• [Records supplied]
------

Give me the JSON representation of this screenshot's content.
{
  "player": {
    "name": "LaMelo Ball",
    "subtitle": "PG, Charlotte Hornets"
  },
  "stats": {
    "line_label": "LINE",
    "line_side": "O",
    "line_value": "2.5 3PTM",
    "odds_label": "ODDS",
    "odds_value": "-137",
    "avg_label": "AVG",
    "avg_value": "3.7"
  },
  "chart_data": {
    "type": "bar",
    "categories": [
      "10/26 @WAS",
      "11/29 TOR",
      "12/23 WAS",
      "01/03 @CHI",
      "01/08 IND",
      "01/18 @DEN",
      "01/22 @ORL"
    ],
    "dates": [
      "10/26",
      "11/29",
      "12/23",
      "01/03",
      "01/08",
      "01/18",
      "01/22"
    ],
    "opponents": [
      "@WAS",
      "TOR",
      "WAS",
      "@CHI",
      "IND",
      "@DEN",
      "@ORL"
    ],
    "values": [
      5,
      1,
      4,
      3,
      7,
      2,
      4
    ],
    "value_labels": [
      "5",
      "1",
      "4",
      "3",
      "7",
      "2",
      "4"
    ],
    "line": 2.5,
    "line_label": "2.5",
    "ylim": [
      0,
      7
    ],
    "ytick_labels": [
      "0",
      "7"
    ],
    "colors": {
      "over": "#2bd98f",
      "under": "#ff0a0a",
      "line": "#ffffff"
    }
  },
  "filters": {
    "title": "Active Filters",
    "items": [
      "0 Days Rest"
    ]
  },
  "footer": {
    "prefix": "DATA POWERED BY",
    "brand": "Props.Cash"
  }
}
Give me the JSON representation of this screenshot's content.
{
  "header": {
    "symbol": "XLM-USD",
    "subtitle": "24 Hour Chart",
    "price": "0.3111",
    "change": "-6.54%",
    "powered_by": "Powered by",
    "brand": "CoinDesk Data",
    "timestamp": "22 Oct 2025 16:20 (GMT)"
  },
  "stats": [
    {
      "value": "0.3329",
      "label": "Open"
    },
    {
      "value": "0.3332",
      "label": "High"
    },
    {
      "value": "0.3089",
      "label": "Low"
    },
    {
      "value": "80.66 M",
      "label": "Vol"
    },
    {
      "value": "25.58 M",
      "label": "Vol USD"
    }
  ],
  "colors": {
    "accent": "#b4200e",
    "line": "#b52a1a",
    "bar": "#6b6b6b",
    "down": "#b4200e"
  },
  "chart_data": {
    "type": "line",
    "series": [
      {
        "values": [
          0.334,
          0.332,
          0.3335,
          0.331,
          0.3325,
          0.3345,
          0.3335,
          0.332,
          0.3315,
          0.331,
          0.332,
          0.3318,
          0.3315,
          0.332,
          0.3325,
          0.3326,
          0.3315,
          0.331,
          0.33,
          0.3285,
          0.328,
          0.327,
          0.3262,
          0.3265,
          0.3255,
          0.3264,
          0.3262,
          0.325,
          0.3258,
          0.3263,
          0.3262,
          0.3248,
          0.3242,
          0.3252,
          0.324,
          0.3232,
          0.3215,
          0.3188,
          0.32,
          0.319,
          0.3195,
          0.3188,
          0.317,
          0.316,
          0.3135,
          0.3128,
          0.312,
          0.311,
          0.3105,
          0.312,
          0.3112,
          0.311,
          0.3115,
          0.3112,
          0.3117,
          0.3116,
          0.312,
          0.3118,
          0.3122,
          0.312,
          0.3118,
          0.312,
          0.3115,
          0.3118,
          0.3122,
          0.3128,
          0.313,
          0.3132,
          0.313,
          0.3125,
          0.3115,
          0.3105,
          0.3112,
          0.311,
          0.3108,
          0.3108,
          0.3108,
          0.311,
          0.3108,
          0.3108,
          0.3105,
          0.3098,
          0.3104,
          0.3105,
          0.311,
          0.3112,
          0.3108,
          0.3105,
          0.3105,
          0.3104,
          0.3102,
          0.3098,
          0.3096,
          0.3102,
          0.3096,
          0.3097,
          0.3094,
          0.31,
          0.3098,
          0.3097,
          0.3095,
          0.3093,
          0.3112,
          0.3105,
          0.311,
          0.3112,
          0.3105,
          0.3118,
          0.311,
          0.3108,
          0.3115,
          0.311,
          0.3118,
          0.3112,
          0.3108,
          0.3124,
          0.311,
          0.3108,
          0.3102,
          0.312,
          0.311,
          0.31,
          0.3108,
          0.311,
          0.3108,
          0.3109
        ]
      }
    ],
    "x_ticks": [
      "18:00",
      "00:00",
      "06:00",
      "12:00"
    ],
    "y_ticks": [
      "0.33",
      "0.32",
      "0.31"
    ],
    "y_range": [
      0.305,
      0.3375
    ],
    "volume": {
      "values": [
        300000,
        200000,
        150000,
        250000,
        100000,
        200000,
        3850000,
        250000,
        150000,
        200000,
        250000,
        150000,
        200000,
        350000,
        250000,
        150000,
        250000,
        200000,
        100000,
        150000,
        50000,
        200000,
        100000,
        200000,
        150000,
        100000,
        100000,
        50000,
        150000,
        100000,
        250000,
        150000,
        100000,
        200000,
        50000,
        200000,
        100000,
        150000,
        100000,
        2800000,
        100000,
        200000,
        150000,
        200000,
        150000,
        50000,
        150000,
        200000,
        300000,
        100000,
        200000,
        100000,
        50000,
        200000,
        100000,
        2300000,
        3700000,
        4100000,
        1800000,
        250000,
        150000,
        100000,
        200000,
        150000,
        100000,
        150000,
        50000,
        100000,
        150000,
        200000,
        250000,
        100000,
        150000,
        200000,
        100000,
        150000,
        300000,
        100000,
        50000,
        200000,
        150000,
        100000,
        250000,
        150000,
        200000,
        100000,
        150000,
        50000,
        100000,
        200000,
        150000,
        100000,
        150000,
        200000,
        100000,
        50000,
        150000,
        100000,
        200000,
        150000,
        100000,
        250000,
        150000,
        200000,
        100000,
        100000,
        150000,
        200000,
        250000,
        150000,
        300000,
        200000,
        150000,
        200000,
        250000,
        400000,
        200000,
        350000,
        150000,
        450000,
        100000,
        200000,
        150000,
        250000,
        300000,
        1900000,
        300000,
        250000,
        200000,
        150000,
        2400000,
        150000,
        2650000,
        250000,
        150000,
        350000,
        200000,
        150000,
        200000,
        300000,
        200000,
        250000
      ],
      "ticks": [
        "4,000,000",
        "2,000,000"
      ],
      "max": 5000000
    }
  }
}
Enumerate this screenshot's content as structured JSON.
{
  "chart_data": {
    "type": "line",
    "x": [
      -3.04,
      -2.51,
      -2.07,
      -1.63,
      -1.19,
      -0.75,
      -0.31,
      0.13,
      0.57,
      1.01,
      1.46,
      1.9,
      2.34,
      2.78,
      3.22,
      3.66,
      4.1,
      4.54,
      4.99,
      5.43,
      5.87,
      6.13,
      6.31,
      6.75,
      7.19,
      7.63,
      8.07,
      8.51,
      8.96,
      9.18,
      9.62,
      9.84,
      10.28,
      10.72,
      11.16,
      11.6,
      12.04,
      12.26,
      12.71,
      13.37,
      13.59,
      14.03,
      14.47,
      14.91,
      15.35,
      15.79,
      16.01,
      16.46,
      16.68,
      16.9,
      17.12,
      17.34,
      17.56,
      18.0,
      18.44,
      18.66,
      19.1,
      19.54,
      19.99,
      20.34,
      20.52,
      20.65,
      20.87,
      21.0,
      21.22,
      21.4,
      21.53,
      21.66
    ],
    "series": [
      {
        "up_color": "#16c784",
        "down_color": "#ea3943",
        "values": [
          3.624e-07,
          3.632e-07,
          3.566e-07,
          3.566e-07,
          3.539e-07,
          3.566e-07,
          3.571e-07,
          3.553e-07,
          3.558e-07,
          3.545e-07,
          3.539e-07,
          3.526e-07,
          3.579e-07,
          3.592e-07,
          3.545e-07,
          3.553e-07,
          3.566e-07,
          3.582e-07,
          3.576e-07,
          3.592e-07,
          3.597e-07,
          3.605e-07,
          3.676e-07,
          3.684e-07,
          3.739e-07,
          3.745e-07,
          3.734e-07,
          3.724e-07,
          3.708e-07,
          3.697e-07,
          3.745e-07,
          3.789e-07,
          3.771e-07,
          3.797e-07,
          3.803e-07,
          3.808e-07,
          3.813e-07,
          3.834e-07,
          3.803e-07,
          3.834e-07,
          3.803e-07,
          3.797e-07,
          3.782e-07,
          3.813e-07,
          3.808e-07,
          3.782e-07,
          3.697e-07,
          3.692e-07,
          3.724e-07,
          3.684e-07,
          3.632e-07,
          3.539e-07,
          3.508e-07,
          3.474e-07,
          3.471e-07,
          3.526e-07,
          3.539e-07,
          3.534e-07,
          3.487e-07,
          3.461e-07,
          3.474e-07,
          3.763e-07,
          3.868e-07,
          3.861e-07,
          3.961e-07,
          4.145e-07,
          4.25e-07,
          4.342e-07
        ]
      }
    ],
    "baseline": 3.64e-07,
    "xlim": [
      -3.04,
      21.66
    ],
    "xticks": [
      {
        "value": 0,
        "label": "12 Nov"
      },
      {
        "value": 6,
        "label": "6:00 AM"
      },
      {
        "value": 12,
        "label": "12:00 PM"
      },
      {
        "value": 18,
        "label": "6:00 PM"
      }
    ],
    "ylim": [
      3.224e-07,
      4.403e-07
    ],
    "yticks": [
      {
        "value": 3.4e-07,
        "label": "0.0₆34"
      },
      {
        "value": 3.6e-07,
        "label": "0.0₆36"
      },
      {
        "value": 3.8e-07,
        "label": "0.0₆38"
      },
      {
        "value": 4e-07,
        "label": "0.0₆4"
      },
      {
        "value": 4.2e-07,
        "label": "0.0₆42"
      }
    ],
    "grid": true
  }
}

------

• [Task to complete]
Every line above that contains the word "subtitle" should be reported.

• [Task solution]
    "subtitle": "PG, Charlotte Hornets"
    "subtitle": "24 Hour Chart",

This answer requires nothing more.